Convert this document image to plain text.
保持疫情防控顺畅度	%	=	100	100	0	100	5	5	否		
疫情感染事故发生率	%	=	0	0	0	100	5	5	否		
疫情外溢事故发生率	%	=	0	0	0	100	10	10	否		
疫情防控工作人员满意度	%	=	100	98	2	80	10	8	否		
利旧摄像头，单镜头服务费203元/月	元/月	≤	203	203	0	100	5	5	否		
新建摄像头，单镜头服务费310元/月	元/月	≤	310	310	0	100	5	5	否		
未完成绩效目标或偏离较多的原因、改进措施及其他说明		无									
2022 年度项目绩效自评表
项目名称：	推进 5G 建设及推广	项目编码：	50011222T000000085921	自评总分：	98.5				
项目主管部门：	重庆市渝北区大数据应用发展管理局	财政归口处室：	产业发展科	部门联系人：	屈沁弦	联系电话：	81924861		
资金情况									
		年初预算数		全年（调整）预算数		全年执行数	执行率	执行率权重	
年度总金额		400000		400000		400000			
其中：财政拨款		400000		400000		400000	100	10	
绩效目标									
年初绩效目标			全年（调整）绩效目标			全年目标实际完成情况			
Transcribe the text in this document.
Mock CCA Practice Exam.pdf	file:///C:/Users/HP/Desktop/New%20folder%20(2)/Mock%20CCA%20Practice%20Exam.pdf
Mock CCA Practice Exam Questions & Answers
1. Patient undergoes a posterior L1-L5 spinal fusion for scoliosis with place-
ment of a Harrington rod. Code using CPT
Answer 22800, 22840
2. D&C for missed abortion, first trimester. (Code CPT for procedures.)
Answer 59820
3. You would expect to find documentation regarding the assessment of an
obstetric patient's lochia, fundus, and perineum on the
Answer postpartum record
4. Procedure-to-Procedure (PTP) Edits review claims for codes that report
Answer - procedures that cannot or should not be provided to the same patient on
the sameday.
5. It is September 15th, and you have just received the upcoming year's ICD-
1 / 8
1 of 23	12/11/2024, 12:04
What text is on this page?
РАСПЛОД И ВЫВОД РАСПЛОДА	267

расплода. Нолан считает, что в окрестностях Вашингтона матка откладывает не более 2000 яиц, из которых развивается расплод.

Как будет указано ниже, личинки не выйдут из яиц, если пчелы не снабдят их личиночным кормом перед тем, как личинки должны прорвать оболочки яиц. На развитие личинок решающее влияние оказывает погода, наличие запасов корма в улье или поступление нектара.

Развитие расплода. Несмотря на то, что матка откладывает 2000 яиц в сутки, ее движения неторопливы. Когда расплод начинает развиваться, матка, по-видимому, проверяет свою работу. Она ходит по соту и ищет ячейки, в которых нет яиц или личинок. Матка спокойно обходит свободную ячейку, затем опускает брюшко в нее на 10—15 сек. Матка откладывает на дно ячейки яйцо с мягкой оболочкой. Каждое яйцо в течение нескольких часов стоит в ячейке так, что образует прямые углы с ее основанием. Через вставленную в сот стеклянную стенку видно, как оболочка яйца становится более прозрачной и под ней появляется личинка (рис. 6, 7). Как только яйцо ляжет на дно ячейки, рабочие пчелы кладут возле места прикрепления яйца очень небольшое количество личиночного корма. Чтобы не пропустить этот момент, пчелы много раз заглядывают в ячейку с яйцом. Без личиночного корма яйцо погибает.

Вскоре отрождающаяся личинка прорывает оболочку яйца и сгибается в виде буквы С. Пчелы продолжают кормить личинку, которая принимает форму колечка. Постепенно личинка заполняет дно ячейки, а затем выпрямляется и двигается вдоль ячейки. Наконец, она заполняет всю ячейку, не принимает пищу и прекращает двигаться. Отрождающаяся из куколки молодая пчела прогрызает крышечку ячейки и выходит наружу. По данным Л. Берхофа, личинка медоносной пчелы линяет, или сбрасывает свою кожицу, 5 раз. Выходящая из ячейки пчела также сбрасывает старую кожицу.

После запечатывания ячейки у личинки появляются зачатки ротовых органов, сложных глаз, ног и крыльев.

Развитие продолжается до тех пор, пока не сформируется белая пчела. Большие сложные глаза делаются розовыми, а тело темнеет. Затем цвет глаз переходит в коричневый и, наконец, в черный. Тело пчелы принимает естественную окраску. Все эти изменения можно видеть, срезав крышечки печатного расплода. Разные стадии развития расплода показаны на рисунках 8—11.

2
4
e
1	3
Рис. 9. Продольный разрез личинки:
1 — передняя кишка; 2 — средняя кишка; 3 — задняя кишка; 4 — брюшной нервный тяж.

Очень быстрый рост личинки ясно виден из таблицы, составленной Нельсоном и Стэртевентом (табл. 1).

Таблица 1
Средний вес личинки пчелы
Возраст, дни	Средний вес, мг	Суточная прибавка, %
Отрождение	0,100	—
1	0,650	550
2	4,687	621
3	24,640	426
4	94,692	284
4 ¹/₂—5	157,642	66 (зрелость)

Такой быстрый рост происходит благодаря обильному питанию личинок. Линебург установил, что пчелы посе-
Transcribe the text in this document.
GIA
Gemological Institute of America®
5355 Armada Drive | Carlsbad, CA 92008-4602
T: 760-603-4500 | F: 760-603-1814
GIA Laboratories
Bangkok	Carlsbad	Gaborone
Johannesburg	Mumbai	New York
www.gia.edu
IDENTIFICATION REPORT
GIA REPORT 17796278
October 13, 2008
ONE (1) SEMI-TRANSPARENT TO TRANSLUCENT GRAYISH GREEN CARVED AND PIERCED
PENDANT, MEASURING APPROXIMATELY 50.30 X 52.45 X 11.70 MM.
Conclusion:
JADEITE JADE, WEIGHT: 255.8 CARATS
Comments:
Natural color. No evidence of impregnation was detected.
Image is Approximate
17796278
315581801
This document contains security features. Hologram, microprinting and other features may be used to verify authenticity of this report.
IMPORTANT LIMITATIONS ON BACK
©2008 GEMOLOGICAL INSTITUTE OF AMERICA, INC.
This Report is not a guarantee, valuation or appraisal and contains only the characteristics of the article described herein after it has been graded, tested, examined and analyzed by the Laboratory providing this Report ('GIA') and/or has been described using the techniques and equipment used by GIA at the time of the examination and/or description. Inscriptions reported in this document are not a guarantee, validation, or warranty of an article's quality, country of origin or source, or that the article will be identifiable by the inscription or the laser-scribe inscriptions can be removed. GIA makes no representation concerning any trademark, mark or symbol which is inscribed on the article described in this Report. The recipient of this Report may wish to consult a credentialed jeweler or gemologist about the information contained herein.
------------------------------
- _Work to complete_
Collect every line above that contains the word "Mock".

- _Reply to the exercise_
Mock CCA Practice Exam.pdf	file:///C:/Users/HP/Desktop/New%20folder%20(2)/Mock%20CCA%20Practice%20Exam.pdf
Mock CCA Practice Exam Questions & Answers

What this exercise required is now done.